(Figure collection entries)
= = = = = = =

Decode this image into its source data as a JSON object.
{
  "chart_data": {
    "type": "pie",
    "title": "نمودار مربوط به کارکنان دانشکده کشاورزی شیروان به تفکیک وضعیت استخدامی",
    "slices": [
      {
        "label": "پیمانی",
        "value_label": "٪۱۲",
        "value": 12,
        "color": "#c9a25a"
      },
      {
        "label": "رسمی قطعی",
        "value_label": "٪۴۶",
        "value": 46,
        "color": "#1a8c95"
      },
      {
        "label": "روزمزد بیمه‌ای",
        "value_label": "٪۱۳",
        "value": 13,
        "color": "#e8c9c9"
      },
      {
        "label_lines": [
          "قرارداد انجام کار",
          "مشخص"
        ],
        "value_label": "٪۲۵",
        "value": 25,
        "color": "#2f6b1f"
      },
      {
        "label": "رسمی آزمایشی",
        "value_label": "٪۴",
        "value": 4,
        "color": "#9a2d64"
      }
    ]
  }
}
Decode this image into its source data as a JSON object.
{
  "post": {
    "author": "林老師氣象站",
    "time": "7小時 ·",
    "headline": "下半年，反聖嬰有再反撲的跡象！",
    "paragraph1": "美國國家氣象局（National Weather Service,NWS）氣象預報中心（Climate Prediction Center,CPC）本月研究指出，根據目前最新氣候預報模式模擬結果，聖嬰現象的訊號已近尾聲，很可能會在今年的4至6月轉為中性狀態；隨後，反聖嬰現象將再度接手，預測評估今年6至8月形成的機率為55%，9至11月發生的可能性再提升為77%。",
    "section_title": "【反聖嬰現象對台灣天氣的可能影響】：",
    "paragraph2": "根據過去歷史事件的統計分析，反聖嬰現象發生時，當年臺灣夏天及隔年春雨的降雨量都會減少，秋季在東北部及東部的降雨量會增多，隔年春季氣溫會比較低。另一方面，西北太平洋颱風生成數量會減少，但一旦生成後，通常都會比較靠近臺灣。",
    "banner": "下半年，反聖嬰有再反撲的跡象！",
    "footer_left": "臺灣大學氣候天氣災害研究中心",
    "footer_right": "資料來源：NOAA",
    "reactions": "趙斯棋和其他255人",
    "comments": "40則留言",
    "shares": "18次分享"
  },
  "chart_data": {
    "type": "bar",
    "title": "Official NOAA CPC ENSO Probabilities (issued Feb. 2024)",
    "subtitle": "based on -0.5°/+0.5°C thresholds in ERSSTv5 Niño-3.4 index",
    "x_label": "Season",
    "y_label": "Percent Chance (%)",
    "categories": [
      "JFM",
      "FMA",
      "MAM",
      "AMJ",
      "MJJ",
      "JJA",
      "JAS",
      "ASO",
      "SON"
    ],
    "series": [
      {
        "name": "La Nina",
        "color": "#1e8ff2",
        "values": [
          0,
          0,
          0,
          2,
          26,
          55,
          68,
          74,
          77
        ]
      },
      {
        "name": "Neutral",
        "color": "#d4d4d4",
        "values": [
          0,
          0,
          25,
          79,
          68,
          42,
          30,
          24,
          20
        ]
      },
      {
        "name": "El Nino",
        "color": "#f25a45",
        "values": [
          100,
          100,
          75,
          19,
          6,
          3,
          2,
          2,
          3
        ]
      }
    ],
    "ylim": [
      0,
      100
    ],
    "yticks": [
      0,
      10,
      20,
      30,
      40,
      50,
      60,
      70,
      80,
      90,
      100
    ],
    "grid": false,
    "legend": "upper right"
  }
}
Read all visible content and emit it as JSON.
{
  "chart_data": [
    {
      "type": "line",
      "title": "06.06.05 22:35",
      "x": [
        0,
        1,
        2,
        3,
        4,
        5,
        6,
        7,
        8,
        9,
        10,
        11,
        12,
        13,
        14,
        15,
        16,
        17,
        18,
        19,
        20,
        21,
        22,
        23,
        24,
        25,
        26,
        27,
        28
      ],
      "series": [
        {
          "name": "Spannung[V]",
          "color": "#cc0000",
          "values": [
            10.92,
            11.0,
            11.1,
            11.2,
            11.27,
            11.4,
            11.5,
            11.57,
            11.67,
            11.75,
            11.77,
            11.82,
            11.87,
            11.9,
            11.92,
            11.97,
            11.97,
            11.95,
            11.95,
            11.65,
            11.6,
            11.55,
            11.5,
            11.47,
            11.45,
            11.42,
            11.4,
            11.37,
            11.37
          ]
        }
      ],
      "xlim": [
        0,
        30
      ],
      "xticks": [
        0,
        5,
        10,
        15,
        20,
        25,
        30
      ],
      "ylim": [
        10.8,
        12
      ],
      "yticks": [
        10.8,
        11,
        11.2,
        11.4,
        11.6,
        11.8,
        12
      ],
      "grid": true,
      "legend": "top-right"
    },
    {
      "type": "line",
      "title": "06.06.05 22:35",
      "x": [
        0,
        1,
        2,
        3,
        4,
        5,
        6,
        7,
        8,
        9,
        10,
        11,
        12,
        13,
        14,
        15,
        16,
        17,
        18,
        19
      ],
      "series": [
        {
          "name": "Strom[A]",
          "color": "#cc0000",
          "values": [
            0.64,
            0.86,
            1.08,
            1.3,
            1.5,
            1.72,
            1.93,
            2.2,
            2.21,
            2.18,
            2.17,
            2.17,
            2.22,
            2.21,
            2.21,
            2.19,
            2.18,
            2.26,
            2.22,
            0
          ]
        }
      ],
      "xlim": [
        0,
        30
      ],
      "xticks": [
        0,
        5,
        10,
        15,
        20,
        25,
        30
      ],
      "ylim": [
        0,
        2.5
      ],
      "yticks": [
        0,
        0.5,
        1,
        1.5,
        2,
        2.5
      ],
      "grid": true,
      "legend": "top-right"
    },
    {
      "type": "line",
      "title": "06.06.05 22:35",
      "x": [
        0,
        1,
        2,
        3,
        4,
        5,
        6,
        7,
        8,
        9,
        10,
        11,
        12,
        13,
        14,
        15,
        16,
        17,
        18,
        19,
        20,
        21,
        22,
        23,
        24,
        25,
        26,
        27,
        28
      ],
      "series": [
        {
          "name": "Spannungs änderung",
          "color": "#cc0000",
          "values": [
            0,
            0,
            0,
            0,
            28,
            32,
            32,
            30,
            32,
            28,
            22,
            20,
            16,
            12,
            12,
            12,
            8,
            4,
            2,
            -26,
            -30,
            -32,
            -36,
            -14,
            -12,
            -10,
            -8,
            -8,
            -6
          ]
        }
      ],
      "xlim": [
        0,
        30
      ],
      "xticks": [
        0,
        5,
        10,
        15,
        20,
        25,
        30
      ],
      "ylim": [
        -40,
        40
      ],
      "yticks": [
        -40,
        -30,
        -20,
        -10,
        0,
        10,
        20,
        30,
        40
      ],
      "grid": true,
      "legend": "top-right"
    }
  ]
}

= = = = = = =

All lines above with "反聖嬰有再反撲的跡象" in them should be returned.

    "headline": "下半年，反聖嬰有再反撲的跡象！",
    "banner": "下半年，反聖嬰有再反撲的跡象！",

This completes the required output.